• SHORT TASK: Omit every picture, then give all the entries again exactly.
## begin INFORMATION PROVIDED
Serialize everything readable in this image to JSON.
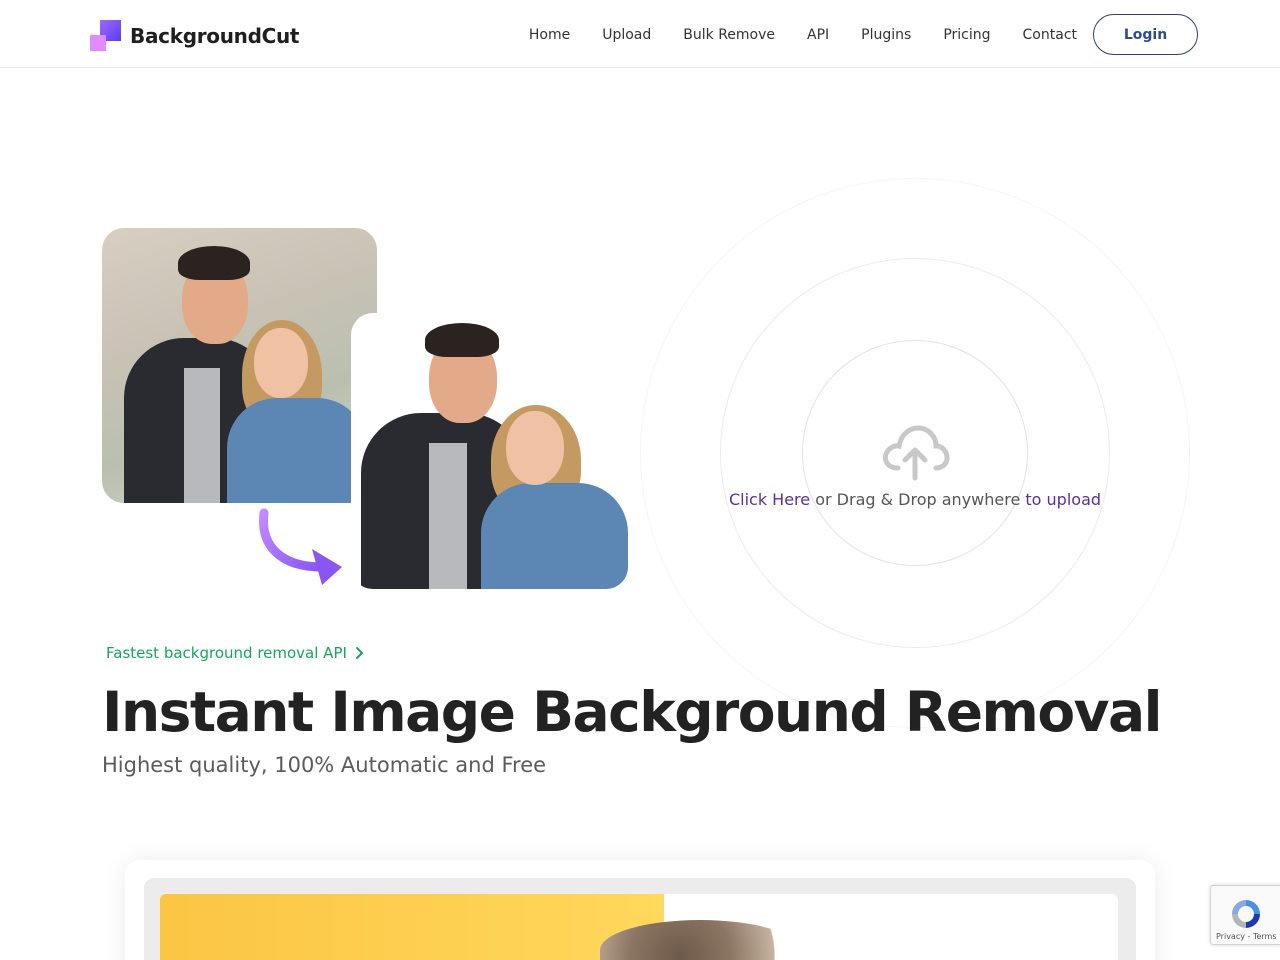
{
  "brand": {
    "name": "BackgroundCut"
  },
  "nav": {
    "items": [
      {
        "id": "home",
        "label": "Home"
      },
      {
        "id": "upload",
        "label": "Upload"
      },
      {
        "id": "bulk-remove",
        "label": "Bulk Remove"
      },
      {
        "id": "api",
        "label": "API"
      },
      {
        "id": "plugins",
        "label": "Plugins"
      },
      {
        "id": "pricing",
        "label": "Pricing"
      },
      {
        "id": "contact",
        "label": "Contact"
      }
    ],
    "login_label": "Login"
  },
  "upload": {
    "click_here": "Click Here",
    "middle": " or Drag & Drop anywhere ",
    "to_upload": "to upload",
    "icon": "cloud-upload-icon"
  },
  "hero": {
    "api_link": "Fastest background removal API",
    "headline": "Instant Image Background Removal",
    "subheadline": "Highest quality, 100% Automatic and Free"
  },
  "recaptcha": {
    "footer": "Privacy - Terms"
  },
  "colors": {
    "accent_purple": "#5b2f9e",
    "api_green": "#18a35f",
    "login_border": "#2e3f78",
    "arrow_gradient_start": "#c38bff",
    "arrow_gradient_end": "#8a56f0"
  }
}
## end INFORMATION PROVIDED
• RESPONSE TO THIS EXERCISE:
Serialize everything readable in this image to JSON.
{
  "brand": {
    "name": "BackgroundCut"
  },
  "nav": {
    "items": [
      {
        "id": "home",
        "label": "Home"
      },
      {
        "id": "upload",
        "label": "Upload"
      },
      {
        "id": "bulk-remove",
        "label": "Bulk Remove"
      },
      {
        "id": "api",
        "label": "API"
      },
      {
        "id": "plugins",
        "label": "Plugins"
      },
      {
        "id": "pricing",
        "label": "Pricing"
      },
      {
        "id": "contact",
        "label": "Contact"
      }
    ],
    "login_label": "Login"
  },
  "upload": {
    "click_here": "Click Here",
    "middle": " or Drag & Drop anywhere ",
    "to_upload": "to upload",
    "icon": "cloud-upload-icon"
  },
  "hero": {
    "api_link": "Fastest background removal API",
    "headline": "Instant Image Background Removal",
    "subheadline": "Highest quality, 100% Automatic and Free"
  },
  "recaptcha": {
    "footer": "Privacy - Terms"
  },
  "colors": {
    "accent_purple": "#5b2f9e",
    "api_green": "#18a35f",
    "login_border": "#2e3f78",
    "arrow_gradient_start": "#c38bff",
    "arrow_gradient_end": "#8a56f0"
  }
}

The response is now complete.